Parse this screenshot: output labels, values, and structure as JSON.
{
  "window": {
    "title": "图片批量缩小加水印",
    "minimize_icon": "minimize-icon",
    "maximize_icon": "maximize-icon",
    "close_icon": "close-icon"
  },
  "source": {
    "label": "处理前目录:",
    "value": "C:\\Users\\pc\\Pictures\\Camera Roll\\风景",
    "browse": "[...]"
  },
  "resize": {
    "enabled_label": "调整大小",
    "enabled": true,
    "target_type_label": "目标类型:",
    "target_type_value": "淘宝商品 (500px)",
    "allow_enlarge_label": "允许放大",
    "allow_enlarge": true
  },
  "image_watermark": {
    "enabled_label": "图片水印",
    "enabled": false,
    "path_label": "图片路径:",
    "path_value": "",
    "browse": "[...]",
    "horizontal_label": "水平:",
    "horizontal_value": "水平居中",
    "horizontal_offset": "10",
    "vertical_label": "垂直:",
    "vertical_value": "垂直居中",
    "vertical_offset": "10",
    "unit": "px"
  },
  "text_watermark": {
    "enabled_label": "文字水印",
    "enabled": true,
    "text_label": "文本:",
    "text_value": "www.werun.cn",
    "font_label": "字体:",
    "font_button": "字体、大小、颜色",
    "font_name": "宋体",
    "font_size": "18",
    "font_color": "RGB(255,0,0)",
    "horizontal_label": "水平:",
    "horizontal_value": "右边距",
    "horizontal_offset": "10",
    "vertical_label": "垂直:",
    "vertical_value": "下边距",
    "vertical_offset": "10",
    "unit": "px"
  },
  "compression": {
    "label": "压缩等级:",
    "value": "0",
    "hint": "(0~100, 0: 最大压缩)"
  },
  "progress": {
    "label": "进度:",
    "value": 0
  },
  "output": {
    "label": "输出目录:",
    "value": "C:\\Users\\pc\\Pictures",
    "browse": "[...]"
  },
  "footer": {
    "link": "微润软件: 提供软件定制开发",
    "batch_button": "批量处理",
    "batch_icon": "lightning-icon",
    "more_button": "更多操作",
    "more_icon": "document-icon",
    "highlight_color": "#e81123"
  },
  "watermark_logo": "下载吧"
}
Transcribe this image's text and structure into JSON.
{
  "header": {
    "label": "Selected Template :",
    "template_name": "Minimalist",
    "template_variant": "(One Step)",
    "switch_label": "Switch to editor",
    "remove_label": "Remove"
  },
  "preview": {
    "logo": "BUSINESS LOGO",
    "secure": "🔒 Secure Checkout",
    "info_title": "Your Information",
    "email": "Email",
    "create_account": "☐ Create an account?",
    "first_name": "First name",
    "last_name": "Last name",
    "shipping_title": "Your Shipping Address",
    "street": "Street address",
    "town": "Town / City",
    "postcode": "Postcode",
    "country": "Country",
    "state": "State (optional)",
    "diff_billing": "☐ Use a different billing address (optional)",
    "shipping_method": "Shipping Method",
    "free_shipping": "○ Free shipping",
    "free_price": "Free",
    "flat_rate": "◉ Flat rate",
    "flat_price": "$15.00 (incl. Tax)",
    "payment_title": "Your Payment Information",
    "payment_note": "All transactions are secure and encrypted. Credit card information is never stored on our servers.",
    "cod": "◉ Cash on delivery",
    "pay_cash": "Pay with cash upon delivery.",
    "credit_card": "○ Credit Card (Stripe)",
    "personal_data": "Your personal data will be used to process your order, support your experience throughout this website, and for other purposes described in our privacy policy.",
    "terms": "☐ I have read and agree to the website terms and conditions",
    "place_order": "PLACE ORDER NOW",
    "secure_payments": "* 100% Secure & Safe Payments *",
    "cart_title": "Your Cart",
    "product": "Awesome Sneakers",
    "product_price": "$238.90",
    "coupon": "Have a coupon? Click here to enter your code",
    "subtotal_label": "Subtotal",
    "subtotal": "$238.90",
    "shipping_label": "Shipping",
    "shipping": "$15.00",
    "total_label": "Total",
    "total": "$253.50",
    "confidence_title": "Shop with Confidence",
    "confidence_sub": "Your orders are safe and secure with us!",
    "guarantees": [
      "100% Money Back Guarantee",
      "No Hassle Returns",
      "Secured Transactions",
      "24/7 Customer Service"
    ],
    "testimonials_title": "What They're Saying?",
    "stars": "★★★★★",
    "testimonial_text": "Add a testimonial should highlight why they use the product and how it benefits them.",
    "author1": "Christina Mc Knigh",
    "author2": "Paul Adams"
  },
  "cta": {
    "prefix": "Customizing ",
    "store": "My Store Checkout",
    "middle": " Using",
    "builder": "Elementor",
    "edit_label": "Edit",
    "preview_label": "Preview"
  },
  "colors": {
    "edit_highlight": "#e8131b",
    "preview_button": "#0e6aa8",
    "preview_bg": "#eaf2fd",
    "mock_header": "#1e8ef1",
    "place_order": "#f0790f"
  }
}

### Aim
Tally up how many lines in the preceding listing contain the word "JSON". Give nothing but the number.

### Final result
2